→ Exercise
Reproduce each of the entries below verbatim, line for line, without altering any character.

→ Records shown
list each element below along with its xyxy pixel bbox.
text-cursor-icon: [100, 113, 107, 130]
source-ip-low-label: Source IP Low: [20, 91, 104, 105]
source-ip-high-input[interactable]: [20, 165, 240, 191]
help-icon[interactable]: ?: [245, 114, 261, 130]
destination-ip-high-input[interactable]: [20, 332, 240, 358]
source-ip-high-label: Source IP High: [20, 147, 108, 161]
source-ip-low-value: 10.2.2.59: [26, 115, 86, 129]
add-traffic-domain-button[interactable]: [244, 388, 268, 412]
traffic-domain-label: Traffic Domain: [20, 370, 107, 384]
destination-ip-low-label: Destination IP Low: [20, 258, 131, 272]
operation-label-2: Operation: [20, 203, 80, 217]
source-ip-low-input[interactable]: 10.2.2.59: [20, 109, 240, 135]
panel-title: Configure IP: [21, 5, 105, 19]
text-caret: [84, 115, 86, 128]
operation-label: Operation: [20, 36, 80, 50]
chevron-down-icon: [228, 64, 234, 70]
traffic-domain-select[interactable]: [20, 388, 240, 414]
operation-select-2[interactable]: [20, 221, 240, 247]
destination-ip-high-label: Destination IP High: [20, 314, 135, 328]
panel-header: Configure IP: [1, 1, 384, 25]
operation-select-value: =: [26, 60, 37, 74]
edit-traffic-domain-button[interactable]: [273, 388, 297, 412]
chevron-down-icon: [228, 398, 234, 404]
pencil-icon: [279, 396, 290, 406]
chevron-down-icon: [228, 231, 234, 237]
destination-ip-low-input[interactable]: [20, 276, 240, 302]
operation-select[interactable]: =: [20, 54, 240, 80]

→ Answer to this problem
list each element below along with its xyxy pixel bbox.
text-cursor-icon: [100, 113, 107, 130]
source-ip-low-label: Source IP Low: [20, 91, 104, 105]
source-ip-high-input[interactable]: [20, 165, 240, 191]
help-icon[interactable]: ?: [245, 114, 261, 130]
destination-ip-high-input[interactable]: [20, 332, 240, 358]
source-ip-high-label: Source IP High: [20, 147, 108, 161]
source-ip-low-value: 10.2.2.59: [26, 115, 86, 129]
add-traffic-domain-button[interactable]: [244, 388, 268, 412]
traffic-domain-label: Traffic Domain: [20, 370, 107, 384]
destination-ip-low-label: Destination IP Low: [20, 258, 131, 272]
operation-label-2: Operation: [20, 203, 80, 217]
source-ip-low-input[interactable]: 10.2.2.59: [20, 109, 240, 135]
panel-title: Configure IP: [21, 5, 105, 19]
text-caret: [84, 115, 86, 128]
operation-label: Operation: [20, 36, 80, 50]
chevron-down-icon: [228, 64, 234, 70]
traffic-domain-select[interactable]: [20, 388, 240, 414]
operation-select-2[interactable]: [20, 221, 240, 247]
destination-ip-high-label: Destination IP High: [20, 314, 135, 328]
panel-header: Configure IP: [1, 1, 384, 25]
operation-select-value: =: [26, 60, 37, 74]
edit-traffic-domain-button[interactable]: [273, 388, 297, 412]
chevron-down-icon: [228, 398, 234, 404]
pencil-icon: [279, 396, 290, 406]
chevron-down-icon: [228, 231, 234, 237]
destination-ip-low-input[interactable]: [20, 276, 240, 302]
operation-select[interactable]: =: [20, 54, 240, 80]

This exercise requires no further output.